OBJECTIF 1: Dites si chacune de ces affirmations est conforme à l'extrait ci-dessous, en répondant par oui ou par non et en citant mot pour mot le passage qui tranche : (a) Pessah décrit la lutte d'un peuple pour échapper à l'esclavage ; (b) d'après l'extrait, les rites religieux survivent uniquement comme rappels historiques ; (c) Abravanel plaida la sécurité des Juifs devant le roi d'Angleterre.
OBJECTIF 2: Mettez à jour le passage de l'extrait ci-dessous qui commence par « Pâques est pour » et se poursuit jusqu'à « un sens d’actualité. », en remplaçant « Pessah » par « Pesah ».
OBJECTIF 3: D'après l'extrait ci-dessous, en quelle année eut lieu l'exil d'Espagne ?

EXTRAIT FOURNI:
◆ ◆ ◆ ◆

Pâques est pour nous la commémoration de la Sortie d’Egypte, mais les rites religieux ne survivent pas uniquement en tant que rappels historiques, ceux qui perdurent le font parce qu’ils incarnent des vérités éternelles qui frappent l’imagination dans le temps et dans l’espace temps.
La force de Pessah est d’être un hymne à la liberté, de décrire la lutte d’un peuple pour échapper à l’esclavage et prendre en main son destin.
Les Juifs emportèrent Pessah avec eux lorsqu’ils émigrèrent en divers endroits du globe, leur histoire étant jalonnée d’épisodes d’oppression, la leçon de Pessah conserva en tous temps, un sens d’actualité.
C’est donc toujours avec émotion qu’on peut lire le commentaire de Don Isaac Abravanel, à qui il incomba de plaider pour la sécurité des Juifs devant le roi Ferdinand et la reine Isabelle lors de l’exil d’Espagne en 1492. Abravanel, commentant un passage de la Haggadah affirmant que sans l’Exode, nous serions toujours esclaves de Pharaon en Egypte, se demanda le cœur serré : « Quel avantage, nous qui vivons toujours en exil, avons-nous retiré de l’Exode ? N’aurait-il pas été préférable d’endurer l’esclavage d’Egypte, plutôt que de souffrir un nouvel exil d’Espagne ? »

◆ ◆ ◆ ◆

Données de localisation des éléments
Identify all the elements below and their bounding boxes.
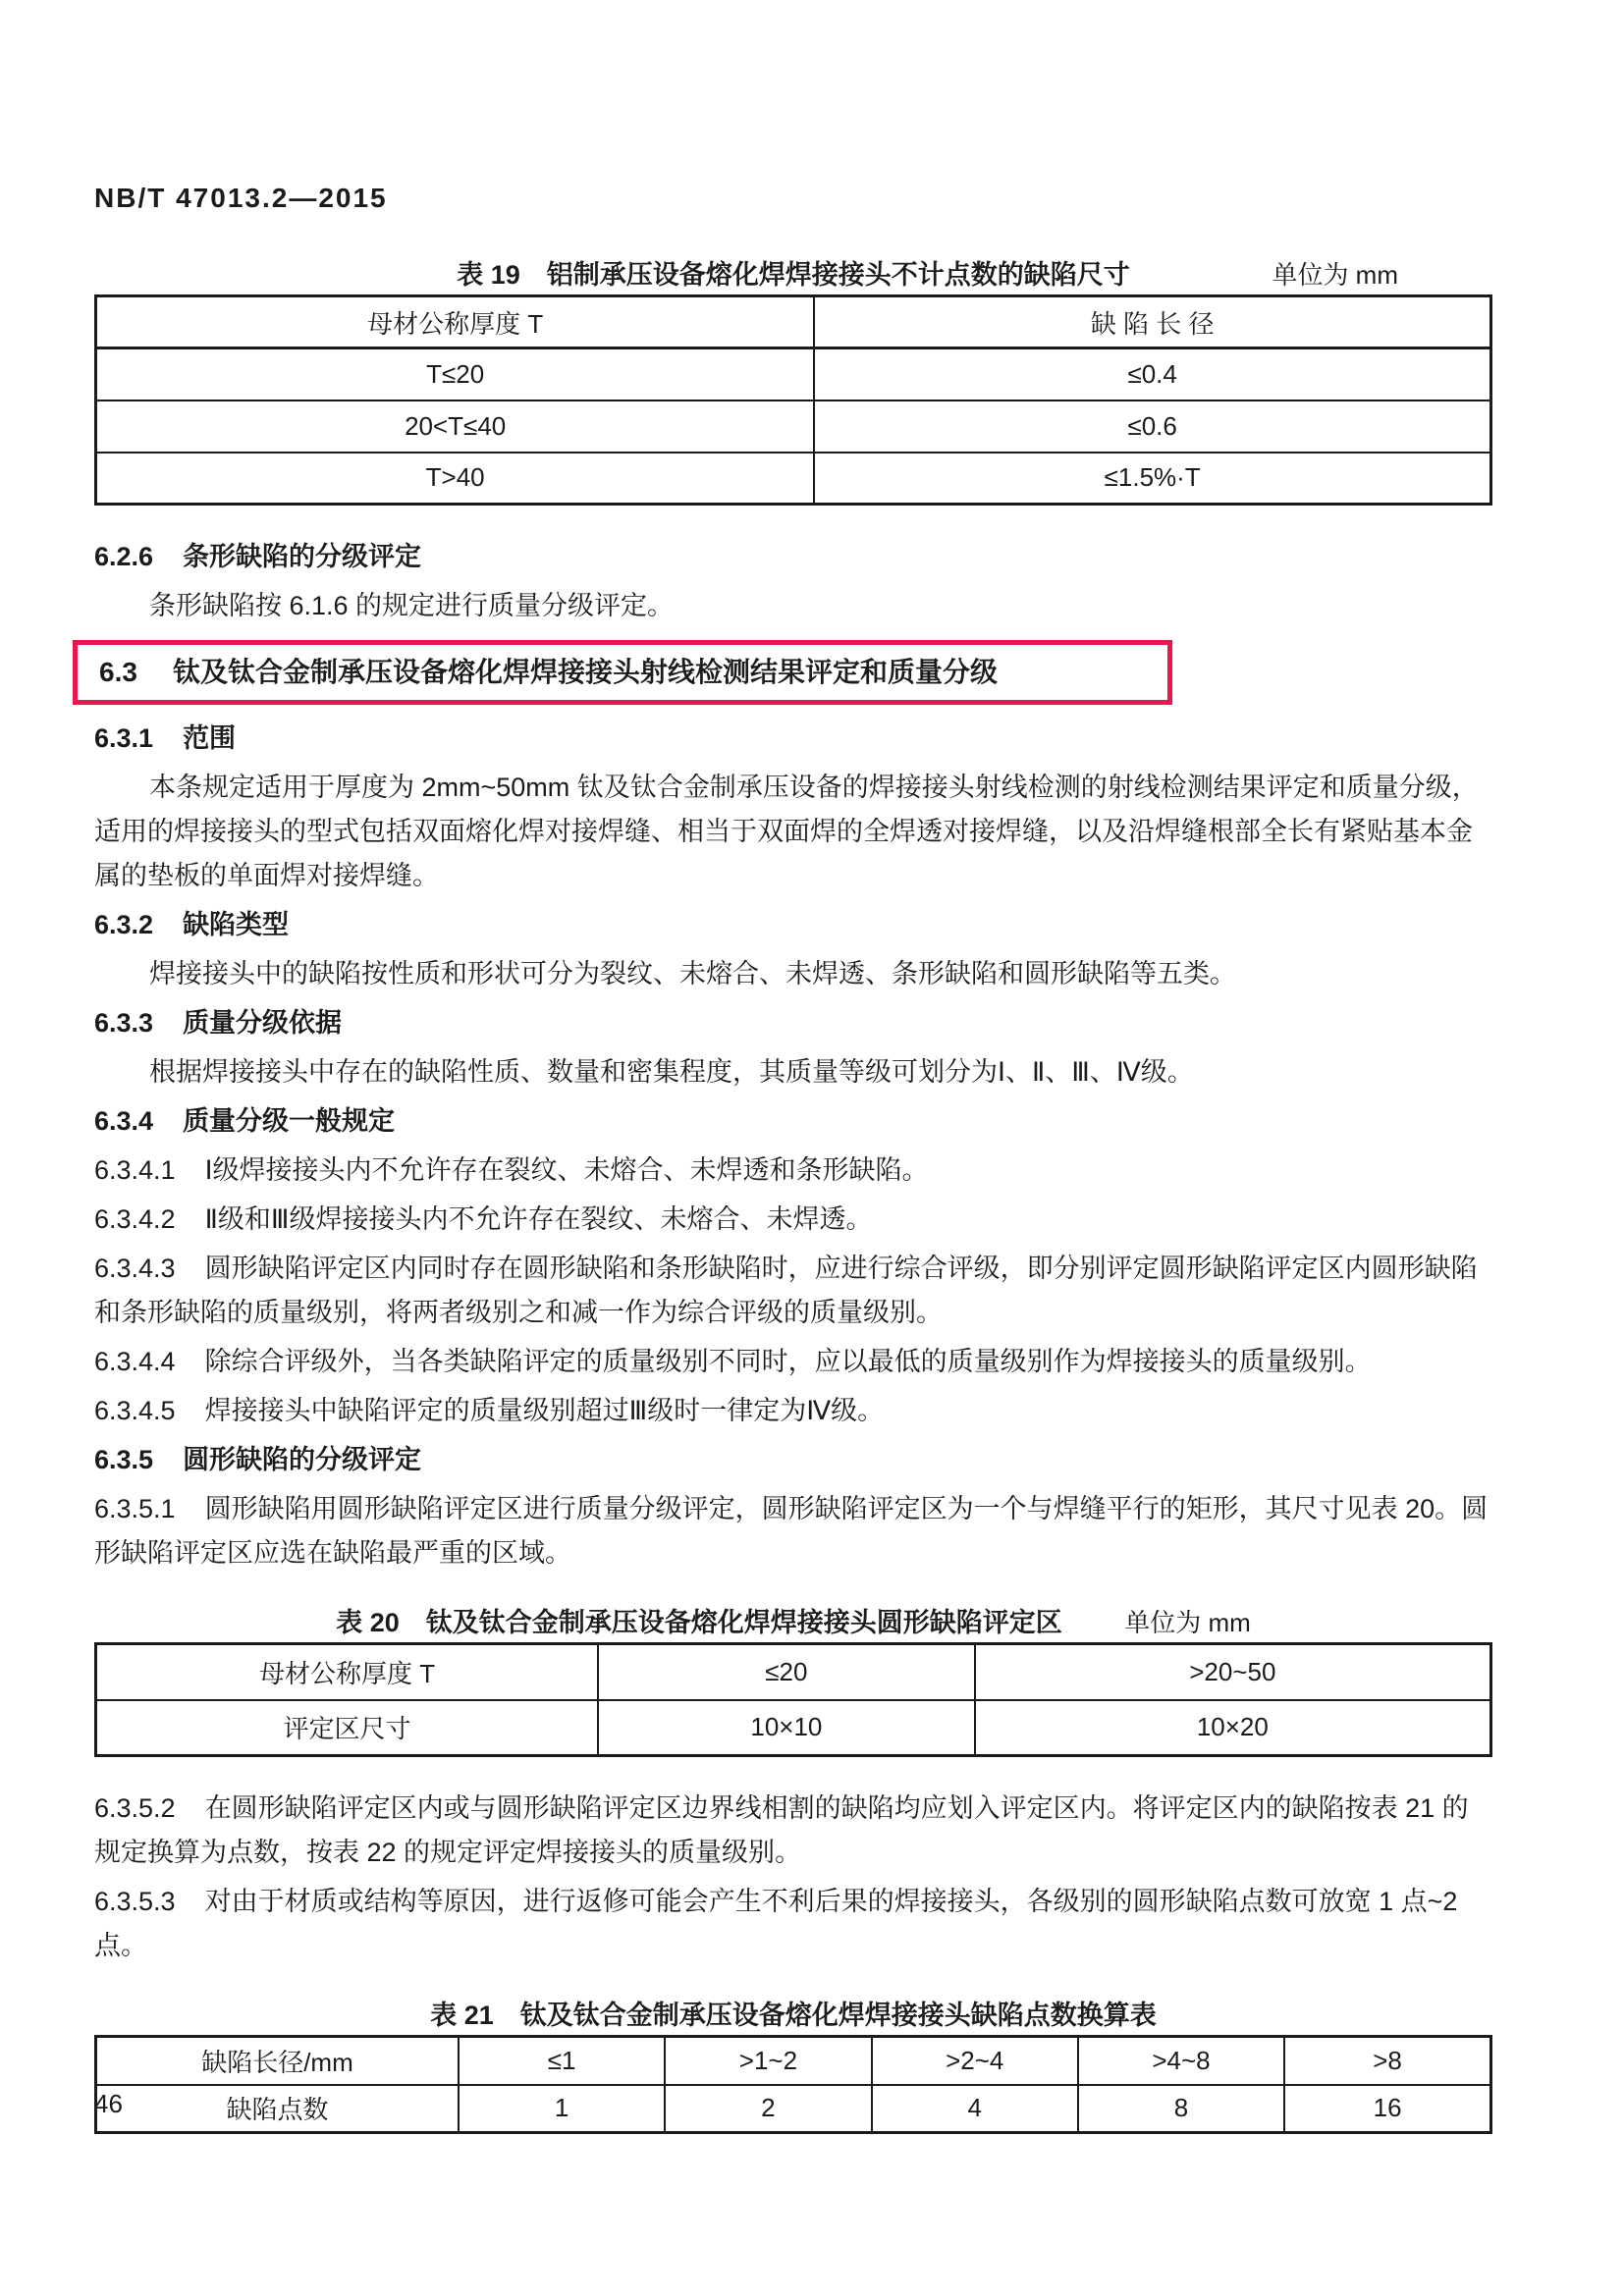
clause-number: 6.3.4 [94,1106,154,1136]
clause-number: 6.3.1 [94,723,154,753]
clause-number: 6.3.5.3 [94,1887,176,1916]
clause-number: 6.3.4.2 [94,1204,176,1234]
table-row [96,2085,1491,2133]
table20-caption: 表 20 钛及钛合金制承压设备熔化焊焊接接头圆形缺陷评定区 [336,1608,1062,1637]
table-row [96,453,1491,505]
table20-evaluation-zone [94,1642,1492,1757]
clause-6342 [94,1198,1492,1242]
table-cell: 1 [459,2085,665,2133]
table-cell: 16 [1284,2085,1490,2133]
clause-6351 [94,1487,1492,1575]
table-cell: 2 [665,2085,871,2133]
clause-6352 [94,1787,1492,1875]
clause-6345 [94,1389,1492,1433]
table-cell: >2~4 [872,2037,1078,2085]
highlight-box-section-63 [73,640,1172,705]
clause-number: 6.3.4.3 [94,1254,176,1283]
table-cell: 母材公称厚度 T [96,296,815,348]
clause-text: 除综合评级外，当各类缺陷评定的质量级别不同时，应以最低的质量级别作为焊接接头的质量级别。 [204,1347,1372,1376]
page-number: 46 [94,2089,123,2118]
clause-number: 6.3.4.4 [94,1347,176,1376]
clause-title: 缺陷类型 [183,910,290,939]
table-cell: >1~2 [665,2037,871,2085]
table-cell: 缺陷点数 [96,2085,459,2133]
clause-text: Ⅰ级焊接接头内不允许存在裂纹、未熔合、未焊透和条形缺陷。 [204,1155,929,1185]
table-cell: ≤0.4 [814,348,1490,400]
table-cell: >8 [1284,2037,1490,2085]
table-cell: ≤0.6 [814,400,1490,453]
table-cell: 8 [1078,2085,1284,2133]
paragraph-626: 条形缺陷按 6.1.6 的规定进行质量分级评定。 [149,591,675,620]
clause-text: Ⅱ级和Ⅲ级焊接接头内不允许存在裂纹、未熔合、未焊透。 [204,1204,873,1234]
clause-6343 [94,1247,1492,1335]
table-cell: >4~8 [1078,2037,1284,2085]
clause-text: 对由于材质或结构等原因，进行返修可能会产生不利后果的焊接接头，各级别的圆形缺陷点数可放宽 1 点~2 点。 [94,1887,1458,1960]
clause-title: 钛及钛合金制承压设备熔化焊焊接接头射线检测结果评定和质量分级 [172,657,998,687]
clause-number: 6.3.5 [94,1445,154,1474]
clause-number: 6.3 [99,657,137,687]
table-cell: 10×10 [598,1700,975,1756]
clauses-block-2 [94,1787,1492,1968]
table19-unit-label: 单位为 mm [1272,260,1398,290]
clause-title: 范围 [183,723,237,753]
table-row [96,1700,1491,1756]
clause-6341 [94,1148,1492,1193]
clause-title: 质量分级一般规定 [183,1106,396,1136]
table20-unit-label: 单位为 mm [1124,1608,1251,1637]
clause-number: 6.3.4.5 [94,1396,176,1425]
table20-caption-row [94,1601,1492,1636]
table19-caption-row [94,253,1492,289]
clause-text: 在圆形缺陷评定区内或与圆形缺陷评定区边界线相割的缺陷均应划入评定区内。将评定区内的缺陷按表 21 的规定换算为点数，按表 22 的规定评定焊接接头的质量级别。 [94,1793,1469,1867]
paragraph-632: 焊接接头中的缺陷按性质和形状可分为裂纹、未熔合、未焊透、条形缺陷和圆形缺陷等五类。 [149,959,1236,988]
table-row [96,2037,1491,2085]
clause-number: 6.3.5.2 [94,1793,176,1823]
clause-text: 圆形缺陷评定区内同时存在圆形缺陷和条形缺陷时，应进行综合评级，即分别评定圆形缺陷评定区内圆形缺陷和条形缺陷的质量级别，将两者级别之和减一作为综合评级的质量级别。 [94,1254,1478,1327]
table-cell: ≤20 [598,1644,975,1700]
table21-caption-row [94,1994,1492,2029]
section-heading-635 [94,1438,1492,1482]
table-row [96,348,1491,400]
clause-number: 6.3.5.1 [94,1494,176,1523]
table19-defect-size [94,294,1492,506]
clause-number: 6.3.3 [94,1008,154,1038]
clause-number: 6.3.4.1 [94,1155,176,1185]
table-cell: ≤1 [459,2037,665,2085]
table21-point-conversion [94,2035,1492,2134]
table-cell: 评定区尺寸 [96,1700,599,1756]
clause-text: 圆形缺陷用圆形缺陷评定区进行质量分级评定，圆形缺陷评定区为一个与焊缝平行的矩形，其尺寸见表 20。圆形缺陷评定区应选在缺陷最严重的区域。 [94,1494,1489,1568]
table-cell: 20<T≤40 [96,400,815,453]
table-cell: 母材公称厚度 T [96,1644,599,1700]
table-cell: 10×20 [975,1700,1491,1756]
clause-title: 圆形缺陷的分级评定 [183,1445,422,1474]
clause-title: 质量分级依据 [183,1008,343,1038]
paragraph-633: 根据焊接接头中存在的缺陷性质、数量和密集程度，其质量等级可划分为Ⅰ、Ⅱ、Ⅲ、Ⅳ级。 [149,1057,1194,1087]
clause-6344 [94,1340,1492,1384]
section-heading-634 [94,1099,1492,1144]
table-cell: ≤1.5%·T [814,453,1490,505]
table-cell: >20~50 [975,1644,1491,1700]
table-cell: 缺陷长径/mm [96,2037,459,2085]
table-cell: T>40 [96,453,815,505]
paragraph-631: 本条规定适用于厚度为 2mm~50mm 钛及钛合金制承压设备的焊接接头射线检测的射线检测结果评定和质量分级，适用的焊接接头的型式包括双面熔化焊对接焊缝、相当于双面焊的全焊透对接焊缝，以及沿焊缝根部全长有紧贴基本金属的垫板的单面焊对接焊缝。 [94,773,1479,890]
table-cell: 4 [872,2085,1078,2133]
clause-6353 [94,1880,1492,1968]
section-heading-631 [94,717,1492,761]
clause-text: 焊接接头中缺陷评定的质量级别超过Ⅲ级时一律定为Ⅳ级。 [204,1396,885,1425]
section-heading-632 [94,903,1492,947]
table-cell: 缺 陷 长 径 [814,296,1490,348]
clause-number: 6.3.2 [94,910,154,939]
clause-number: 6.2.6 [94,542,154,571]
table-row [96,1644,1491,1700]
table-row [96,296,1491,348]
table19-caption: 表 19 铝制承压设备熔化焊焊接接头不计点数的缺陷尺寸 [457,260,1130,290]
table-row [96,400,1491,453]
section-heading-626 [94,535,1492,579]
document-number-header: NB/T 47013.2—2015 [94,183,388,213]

◆ ◆ ◆ ◆

SOLUTION 1:
(a) Oui : « décrire la lutte d’un peuple pour échapper à l’esclavage ».
(b) Non : « les rites religieux ne survivent pas uniquement en tant que rappels historiques ».
(c) Non : « devant le roi Ferdinand et la reine Isabelle ».

SOLUTION 2:
Pâques est pour nous la commémoration de la Sortie d’Egypte, mais les rites religieux ne survivent pas uniquement en tant que rappels historiques, ceux qui perdurent le font parce qu’ils incarnent des vérités éternelles qui frappent l’imagination dans le temps et dans l’espace temps.
La force de Pesah est d’être un hymne à la liberté, de décrire la lutte d’un peuple pour échapper à l’esclavage et prendre en main son destin.
Les Juifs emportèrent Pesah avec eux lorsqu’ils émigrèrent en divers endroits du globe, leur histoire étant jalonnée d’épisodes d’oppression, la leçon de Pesah conserva en tous temps, un sens d’actualité.

SOLUTION 3: En 1492.